▶ **Task objective**:
Copy out every line of the data exactly.

▶ **Information shown**:
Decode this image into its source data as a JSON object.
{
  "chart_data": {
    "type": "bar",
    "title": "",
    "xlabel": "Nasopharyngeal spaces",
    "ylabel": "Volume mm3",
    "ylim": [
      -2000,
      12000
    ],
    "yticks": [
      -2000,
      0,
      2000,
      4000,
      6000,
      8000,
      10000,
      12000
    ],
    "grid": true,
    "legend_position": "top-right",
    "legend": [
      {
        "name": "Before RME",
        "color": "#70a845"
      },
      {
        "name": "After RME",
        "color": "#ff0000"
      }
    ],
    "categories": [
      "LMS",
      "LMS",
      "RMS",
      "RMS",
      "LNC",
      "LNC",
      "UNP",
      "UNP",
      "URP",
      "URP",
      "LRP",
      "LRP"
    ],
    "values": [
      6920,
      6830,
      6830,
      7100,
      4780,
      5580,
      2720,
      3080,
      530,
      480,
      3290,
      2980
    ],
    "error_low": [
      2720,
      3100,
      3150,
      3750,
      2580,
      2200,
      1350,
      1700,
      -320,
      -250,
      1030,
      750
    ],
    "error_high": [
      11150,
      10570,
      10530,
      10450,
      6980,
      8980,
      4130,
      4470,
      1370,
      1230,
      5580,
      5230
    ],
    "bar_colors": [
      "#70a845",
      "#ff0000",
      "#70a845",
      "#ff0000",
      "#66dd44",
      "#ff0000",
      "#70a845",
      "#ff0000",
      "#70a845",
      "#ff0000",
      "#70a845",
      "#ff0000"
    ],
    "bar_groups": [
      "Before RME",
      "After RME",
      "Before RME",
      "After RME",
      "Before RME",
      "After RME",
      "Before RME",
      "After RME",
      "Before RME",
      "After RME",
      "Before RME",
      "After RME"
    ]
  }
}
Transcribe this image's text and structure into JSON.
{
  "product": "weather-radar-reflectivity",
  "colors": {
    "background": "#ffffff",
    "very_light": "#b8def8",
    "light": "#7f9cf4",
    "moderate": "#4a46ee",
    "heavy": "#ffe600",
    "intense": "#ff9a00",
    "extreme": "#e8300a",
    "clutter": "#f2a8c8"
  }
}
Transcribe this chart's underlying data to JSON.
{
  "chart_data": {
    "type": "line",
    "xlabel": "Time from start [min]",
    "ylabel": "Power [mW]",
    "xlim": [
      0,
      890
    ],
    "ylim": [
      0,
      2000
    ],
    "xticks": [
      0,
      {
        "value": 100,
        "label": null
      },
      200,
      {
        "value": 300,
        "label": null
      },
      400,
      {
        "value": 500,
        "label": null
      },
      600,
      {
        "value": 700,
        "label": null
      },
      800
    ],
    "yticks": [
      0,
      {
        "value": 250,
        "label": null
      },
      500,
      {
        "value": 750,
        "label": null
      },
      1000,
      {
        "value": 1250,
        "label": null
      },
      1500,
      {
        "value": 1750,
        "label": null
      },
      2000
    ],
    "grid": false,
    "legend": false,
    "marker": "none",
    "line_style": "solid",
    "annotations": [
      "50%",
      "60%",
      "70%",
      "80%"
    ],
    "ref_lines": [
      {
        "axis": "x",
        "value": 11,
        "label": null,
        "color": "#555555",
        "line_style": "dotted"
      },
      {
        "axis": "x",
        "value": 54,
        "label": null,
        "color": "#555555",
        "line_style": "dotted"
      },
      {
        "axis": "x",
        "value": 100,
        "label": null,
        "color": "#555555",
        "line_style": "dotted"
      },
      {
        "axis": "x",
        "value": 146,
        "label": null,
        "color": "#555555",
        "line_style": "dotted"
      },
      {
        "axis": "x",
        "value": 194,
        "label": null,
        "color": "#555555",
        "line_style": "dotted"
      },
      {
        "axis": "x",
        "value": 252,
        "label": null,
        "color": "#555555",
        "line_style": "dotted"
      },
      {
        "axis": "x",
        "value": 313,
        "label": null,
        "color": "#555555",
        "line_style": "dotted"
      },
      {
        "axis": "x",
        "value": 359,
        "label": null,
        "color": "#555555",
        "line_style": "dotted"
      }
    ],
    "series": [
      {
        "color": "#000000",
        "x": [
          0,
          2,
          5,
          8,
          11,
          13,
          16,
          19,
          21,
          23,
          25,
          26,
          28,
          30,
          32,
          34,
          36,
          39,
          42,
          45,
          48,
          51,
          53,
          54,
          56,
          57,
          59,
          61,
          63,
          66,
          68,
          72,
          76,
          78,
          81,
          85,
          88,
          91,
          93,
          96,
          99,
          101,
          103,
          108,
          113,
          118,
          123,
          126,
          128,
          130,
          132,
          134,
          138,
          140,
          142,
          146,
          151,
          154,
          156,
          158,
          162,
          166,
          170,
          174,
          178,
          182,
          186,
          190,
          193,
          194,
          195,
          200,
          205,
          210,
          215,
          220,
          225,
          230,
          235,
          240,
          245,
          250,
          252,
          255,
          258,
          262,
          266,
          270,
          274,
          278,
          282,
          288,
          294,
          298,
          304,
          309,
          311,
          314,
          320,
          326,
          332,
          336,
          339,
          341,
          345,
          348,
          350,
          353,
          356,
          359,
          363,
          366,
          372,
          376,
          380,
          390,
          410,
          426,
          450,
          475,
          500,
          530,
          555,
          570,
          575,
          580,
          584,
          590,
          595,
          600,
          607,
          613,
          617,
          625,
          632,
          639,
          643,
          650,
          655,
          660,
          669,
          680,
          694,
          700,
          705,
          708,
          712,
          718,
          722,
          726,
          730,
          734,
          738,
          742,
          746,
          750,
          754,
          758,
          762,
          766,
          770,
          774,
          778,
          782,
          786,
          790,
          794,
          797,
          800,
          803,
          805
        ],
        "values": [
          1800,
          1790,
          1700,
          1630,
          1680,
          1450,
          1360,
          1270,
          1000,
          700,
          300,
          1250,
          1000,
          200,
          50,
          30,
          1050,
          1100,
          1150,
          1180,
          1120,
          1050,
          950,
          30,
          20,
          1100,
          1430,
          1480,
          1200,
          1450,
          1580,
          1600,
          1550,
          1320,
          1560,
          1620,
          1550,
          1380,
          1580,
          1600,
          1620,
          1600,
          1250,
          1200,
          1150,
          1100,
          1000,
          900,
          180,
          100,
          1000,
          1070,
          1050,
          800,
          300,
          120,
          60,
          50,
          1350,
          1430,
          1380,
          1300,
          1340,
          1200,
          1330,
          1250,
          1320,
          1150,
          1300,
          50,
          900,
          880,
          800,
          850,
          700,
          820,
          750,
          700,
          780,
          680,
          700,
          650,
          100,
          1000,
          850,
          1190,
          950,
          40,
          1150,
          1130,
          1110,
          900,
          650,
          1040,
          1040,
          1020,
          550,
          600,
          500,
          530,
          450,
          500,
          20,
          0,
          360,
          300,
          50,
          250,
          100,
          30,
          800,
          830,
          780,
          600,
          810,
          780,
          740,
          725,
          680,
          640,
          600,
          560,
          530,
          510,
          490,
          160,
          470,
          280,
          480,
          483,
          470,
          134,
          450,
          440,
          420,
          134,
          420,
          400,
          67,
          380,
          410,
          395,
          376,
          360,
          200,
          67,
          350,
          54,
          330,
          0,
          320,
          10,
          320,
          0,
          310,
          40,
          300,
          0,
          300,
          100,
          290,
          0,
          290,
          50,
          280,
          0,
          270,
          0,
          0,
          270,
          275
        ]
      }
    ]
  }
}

▶ **Written response**:
Decode this image into its source data as a JSON object.
{
  "chart_data": {
    "type": "bar",
    "title": "",
    "xlabel": "Nasopharyngeal spaces",
    "ylabel": "Volume mm3",
    "ylim": [
      -2000,
      12000
    ],
    "yticks": [
      -2000,
      0,
      2000,
      4000,
      6000,
      8000,
      10000,
      12000
    ],
    "grid": true,
    "legend_position": "top-right",
    "legend": [
      {
        "name": "Before RME",
        "color": "#70a845"
      },
      {
        "name": "After RME",
        "color": "#ff0000"
      }
    ],
    "categories": [
      "LMS",
      "LMS",
      "RMS",
      "RMS",
      "LNC",
      "LNC",
      "UNP",
      "UNP",
      "URP",
      "URP",
      "LRP",
      "LRP"
    ],
    "values": [
      6920,
      6830,
      6830,
      7100,
      4780,
      5580,
      2720,
      3080,
      530,
      480,
      3290,
      2980
    ],
    "error_low": [
      2720,
      3100,
      3150,
      3750,
      2580,
      2200,
      1350,
      1700,
      -320,
      -250,
      1030,
      750
    ],
    "error_high": [
      11150,
      10570,
      10530,
      10450,
      6980,
      8980,
      4130,
      4470,
      1370,
      1230,
      5580,
      5230
    ],
    "bar_colors": [
      "#70a845",
      "#ff0000",
      "#70a845",
      "#ff0000",
      "#66dd44",
      "#ff0000",
      "#70a845",
      "#ff0000",
      "#70a845",
      "#ff0000",
      "#70a845",
      "#ff0000"
    ],
    "bar_groups": [
      "Before RME",
      "After RME",
      "Before RME",
      "After RME",
      "Before RME",
      "After RME",
      "Before RME",
      "After RME",
      "Before RME",
      "After RME",
      "Before RME",
      "After RME"
    ]
  }
}
Transcribe this image's text and structure into JSON.
{
  "product": "weather-radar-reflectivity",
  "colors": {
    "background": "#ffffff",
    "very_light": "#b8def8",
    "light": "#7f9cf4",
    "moderate": "#4a46ee",
    "heavy": "#ffe600",
    "intense": "#ff9a00",
    "extreme": "#e8300a",
    "clutter": "#f2a8c8"
  }
}
Transcribe this chart's underlying data to JSON.
{
  "chart_data": {
    "type": "line",
    "xlabel": "Time from start [min]",
    "ylabel": "Power [mW]",
    "xlim": [
      0,
      890
    ],
    "ylim": [
      0,
      2000
    ],
    "xticks": [
      0,
      {
        "value": 100,
        "label": null
      },
      200,
      {
        "value": 300,
        "label": null
      },
      400,
      {
        "value": 500,
        "label": null
      },
      600,
      {
        "value": 700,
        "label": null
      },
      800
    ],
    "yticks": [
      0,
      {
        "value": 250,
        "label": null
      },
      500,
      {
        "value": 750,
        "label": null
      },
      1000,
      {
        "value": 1250,
        "label": null
      },
      1500,
      {
        "value": 1750,
        "label": null
      },
      2000
    ],
    "grid": false,
    "legend": false,
    "marker": "none",
    "line_style": "solid",
    "annotations": [
      "50%",
      "60%",
      "70%",
      "80%"
    ],
    "ref_lines": [
      {
        "axis": "x",
        "value": 11,
        "label": null,
        "color": "#555555",
        "line_style": "dotted"
      },
      {
        "axis": "x",
        "value": 54,
        "label": null,
        "color": "#555555",
        "line_style": "dotted"
      },
      {
        "axis": "x",
        "value": 100,
        "label": null,
        "color": "#555555",
        "line_style": "dotted"
      },
      {
        "axis": "x",
        "value": 146,
        "label": null,
        "color": "#555555",
        "line_style": "dotted"
      },
      {
        "axis": "x",
        "value": 194,
        "label": null,
        "color": "#555555",
        "line_style": "dotted"
      },
      {
        "axis": "x",
        "value": 252,
        "label": null,
        "color": "#555555",
        "line_style": "dotted"
      },
      {
        "axis": "x",
        "value": 313,
        "label": null,
        "color": "#555555",
        "line_style": "dotted"
      },
      {
        "axis": "x",
        "value": 359,
        "label": null,
        "color": "#555555",
        "line_style": "dotted"
      }
    ],
    "series": [
      {
        "color": "#000000",
        "x": [
          0,
          2,
          5,
          8,
          11,
          13,
          16,
          19,
          21,
          23,
          25,
          26,
          28,
          30,
          32,
          34,
          36,
          39,
          42,
          45,
          48,
          51,
          53,
          54,
          56,
          57,
          59,
          61,
          63,
          66,
          68,
          72,
          76,
          78,
          81,
          85,
          88,
          91,
          93,
          96,
          99,
          101,
          103,
          108,
          113,
          118,
          123,
          126,
          128,
          130,
          132,
          134,
          138,
          140,
          142,
          146,
          151,
          154,
          156,
          158,
          162,
          166,
          170,
          174,
          178,
          182,
          186,
          190,
          193,
          194,
          195,
          200,
          205,
          210,
          215,
          220,
          225,
          230,
          235,
          240,
          245,
          250,
          252,
          255,
          258,
          262,
          266,
          270,
          274,
          278,
          282,
          288,
          294,
          298,
          304,
          309,
          311,
          314,
          320,
          326,
          332,
          336,
          339,
          341,
          345,
          348,
          350,
          353,
          356,
          359,
          363,
          366,
          372,
          376,
          380,
          390,
          410,
          426,
          450,
          475,
          500,
          530,
          555,
          570,
          575,
          580,
          584,
          590,
          595,
          600,
          607,
          613,
          617,
          625,
          632,
          639,
          643,
          650,
          655,
          660,
          669,
          680,
          694,
          700,
          705,
          708,
          712,
          718,
          722,
          726,
          730,
          734,
          738,
          742,
          746,
          750,
          754,
          758,
          762,
          766,
          770,
          774,
          778,
          782,
          786,
          790,
          794,
          797,
          800,
          803,
          805
        ],
        "values": [
          1800,
          1790,
          1700,
          1630,
          1680,
          1450,
          1360,
          1270,
          1000,
          700,
          300,
          1250,
          1000,
          200,
          50,
          30,
          1050,
          1100,
          1150,
          1180,
          1120,
          1050,
          950,
          30,
          20,
          1100,
          1430,
          1480,
          1200,
          1450,
          1580,
          1600,
          1550,
          1320,
          1560,
          1620,
          1550,
          1380,
          1580,
          1600,
          1620,
          1600,
          1250,
          1200,
          1150,
          1100,
          1000,
          900,
          180,
          100,
          1000,
          1070,
          1050,
          800,
          300,
          120,
          60,
          50,
          1350,
          1430,
          1380,
          1300,
          1340,
          1200,
          1330,
          1250,
          1320,
          1150,
          1300,
          50,
          900,
          880,
          800,
          850,
          700,
          820,
          750,
          700,
          780,
          680,
          700,
          650,
          100,
          1000,
          850,
          1190,
          950,
          40,
          1150,
          1130,
          1110,
          900,
          650,
          1040,
          1040,
          1020,
          550,
          600,
          500,
          530,
          450,
          500,
          20,
          0,
          360,
          300,
          50,
          250,
          100,
          30,
          800,
          830,
          780,
          600,
          810,
          780,
          740,
          725,
          680,
          640,
          600,
          560,
          530,
          510,
          490,
          160,
          470,
          280,
          480,
          483,
          470,
          134,
          450,
          440,
          420,
          134,
          420,
          400,
          67,
          380,
          410,
          395,
          376,
          360,
          200,
          67,
          350,
          54,
          330,
          0,
          320,
          10,
          320,
          0,
          310,
          40,
          300,
          0,
          300,
          100,
          290,
          0,
          290,
          50,
          280,
          0,
          270,
          0,
          0,
          270,
          275
        ]
      }
    ]
  }
}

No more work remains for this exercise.